* _EXERCISE DESCRIPTION_:
In the passage about Resorts, what advertising slogan did Mary Carter Paint Co. use?

* _SUPPLIED TEXT_:
• • •
Resorts' low-minimum tables are usually jammed. A bettor who doesn't want to wait his turn there has three choices -- all of them good for the casino.

He can leave. He can play over his head at a $25 table. He can play the slot machines or the big six wheel where the house edge is about 17 percent, far higher than at the table games.

The posture toward the small bettor -- or the average tourist -- in a city where Resorts has a monopoly might be likened to the posture of Resorts' corporate ancestor, Mary Carter Paint Co., toward its customers more than 20 years ago. "Buy one -- get one free" was the advertising slogan but, as the Federal Trade Commission demonstrated in forcing abandonment of the slogan, there was no such thing as a free can of Mary Carter paint.

The paint company became Resorts, and first got into the casino business in the Bahamas. Most of the 17 allegations against Resorts in the New Jersey report relate to connections with Meyer Lansky and other underworld figures in the Bahamas operations.
• • •
* _EXERCISE DATA_:
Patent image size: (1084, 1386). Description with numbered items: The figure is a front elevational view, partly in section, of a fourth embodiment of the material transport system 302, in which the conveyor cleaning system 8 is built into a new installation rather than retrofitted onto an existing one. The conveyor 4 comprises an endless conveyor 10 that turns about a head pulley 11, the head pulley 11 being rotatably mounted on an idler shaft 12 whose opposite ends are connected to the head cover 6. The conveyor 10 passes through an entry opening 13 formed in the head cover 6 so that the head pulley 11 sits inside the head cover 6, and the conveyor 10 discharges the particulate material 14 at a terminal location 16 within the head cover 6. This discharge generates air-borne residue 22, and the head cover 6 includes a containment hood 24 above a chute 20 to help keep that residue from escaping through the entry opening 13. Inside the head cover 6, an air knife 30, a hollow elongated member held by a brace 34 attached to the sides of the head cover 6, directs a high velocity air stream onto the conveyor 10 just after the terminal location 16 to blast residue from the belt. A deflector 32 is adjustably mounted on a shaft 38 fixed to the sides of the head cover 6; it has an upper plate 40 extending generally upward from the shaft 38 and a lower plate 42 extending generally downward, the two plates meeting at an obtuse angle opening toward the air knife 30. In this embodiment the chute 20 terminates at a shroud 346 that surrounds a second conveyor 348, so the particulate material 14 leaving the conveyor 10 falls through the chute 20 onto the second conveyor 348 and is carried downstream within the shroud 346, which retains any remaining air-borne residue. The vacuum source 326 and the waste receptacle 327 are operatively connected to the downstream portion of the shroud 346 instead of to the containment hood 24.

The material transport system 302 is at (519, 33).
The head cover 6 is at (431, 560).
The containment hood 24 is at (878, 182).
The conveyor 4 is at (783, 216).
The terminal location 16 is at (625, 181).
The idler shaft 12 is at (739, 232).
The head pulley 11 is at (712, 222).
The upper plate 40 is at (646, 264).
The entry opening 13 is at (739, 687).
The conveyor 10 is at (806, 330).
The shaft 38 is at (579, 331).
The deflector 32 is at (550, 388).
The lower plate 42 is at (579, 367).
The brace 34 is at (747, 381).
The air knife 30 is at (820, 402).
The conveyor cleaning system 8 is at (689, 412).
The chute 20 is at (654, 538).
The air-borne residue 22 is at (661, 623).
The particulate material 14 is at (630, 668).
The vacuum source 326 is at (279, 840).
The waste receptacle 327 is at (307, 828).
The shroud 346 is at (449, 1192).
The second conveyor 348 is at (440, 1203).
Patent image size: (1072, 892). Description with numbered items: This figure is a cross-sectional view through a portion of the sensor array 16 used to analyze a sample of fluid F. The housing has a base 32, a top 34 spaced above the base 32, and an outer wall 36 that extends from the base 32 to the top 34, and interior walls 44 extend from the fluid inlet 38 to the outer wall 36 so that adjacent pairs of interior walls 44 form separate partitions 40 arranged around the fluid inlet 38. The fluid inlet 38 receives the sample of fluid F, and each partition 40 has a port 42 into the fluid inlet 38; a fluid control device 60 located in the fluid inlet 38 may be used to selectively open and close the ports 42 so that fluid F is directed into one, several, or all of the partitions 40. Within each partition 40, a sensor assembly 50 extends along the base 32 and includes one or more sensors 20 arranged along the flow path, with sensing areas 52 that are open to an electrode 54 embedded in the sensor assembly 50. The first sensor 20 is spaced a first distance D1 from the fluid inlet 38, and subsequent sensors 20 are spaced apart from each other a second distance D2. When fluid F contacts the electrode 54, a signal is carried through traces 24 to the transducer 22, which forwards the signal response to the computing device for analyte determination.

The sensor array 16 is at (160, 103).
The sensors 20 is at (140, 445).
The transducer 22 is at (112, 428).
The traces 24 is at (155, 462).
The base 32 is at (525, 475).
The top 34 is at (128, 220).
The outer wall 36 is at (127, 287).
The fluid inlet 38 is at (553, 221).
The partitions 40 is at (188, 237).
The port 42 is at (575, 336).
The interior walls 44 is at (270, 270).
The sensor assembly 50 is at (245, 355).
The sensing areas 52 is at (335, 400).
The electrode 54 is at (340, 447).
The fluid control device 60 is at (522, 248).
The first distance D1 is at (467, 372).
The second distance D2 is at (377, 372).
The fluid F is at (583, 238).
• • •
* _RESULT OF THIS TASK_:
"Buy one -- get one free."